*** Text shown

Memories of my mother start in the kitchen
With my mixer on “full speed ahead” mode, I’ve spent a lot of time during the last month whipping up just about every kind of cake you can imagine. So much sifted flour has been flying around our kitchen I felt like I needed to call for a visibility report before I even attempted to measure the sugar.
Dozens of eggs were cracked, multiple sticks of butter were softened and so many extracts added that I could hardly keep track. I feel like I’ve been running a bakery like my wife, Debra, has always wanted me to do. However, all this baking was for multiple friends’ birthdays — including Debra, who had some cupcakes and two cakes to help her celebrate her birthday week!
While I’m talking about Debra’s birthday cakes, I can honestly say I have never seen two entire cakes completely inhaled in such a brief period of time. As my grandmother used to say, “The only thing left was the smell!” I will add to Granny’s comment, “and the two Tupperware cake carriers and plates that just barely eked by without being harmed.”
Only a stray piece of coconut and a fragment of a cherry made it home to our kitchen sink. As I was washing both containers and plates, I realized just how important baking is to our family. We would whip up a cake before you could say, “Get the plates and forks!”
I always felt at home in both my mother’s and grandmother’s kitchens. They were magical places where sweet dreams ended with sweet memories.

******

Your tasks:
1. Reproduce the listing verbatim, from its first line through the line with "x-tick-label: 0: [74, 983, 83, 1002]", including both of those lines.
2. Pick up the column about baking in the family kitchen and continue it from its last sentence.

*** Provided data

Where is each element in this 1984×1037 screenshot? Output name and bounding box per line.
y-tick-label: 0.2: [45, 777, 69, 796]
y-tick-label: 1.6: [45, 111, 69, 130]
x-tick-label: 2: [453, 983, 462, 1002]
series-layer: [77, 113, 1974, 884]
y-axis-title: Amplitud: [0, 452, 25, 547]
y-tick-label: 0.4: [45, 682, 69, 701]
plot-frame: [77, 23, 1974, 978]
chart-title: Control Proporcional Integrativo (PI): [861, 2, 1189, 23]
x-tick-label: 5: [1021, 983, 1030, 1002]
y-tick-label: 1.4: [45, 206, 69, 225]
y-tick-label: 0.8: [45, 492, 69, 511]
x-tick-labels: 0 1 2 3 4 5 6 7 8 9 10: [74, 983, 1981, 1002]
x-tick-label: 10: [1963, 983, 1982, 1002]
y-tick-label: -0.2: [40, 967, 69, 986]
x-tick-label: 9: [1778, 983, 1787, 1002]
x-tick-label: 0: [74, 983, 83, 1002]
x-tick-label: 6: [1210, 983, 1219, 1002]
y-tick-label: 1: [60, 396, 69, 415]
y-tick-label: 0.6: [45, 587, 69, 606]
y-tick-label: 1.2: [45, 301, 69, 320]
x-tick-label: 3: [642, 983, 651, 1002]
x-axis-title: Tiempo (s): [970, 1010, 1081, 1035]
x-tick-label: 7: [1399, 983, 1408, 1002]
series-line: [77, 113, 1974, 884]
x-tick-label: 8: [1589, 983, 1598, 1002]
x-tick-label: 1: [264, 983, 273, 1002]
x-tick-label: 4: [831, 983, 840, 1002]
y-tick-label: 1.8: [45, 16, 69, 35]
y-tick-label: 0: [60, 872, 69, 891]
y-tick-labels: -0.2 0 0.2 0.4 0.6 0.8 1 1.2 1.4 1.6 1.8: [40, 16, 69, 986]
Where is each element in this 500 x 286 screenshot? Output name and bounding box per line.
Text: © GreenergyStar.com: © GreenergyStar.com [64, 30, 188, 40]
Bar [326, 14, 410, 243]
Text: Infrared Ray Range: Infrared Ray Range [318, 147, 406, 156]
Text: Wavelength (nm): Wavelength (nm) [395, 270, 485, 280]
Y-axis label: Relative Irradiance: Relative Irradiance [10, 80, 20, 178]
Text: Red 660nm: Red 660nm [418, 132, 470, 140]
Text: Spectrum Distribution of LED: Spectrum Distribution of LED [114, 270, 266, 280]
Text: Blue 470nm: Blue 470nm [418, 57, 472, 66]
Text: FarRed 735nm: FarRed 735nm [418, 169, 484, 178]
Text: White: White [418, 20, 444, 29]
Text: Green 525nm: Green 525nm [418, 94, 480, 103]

******

Responses to the tasks:
1.
Where is each element in this 1984×1037 screenshot? Output name and bounding box per line.
y-tick-label: 0.2: [45, 777, 69, 796]
y-tick-label: 1.6: [45, 111, 69, 130]
x-tick-label: 2: [453, 983, 462, 1002]
series-layer: [77, 113, 1974, 884]
y-axis-title: Amplitud: [0, 452, 25, 547]
y-tick-label: 0.4: [45, 682, 69, 701]
plot-frame: [77, 23, 1974, 978]
chart-title: Control Proporcional Integrativo (PI): [861, 2, 1189, 23]
x-tick-label: 5: [1021, 983, 1030, 1002]
y-tick-label: 1.4: [45, 206, 69, 225]
y-tick-label: 0.8: [45, 492, 69, 511]
x-tick-labels: 0 1 2 3 4 5 6 7 8 9 10: [74, 983, 1981, 1002]
x-tick-label: 10: [1963, 983, 1982, 1002]
y-tick-label: -0.2: [40, 967, 69, 986]
x-tick-label: 9: [1778, 983, 1787, 1002]
x-tick-label: 0: [74, 983, 83, 1002]

2.
To recall their kitchens, I don’t have to rely on just my memories. I actually have some of the things my mother and grandmother used to perform their culinary magic. If only the metal cake pans I use could talk, what stories they could tell. I still use the actual pans my mother used.
As I was greasing and flouring them the other day, I wondered how many cake layers have risen proudly over the years in these pans. There is no way to know, but I added 20 more in the last two weeks.
Everywhere I turn in my kitchen leads me down memory lane. The measuring cups I use once belonged to my mother. They were purchased at a Tupperware home party in the early 1970s and proudly sport a trendy color for that decade — orange.
Mother’s wire cake racks still allow the layers to cool as if they were purchased yesterday. Well, except for one that I just noticed has a prong that is separated from the others, leaving the rack slightly lopsided. But I certainly can’t throw it away. That would be like tossing a piece of my history into the trash.
Recently, I came upon something I had not seen in many years that immediately stirred up a whole bowl full of memories. In our basement, high atop a shelving unit, I saw something silver. Upon closer observation, I realized it was Granny’s metal cake cover complete with a wooden knob on top.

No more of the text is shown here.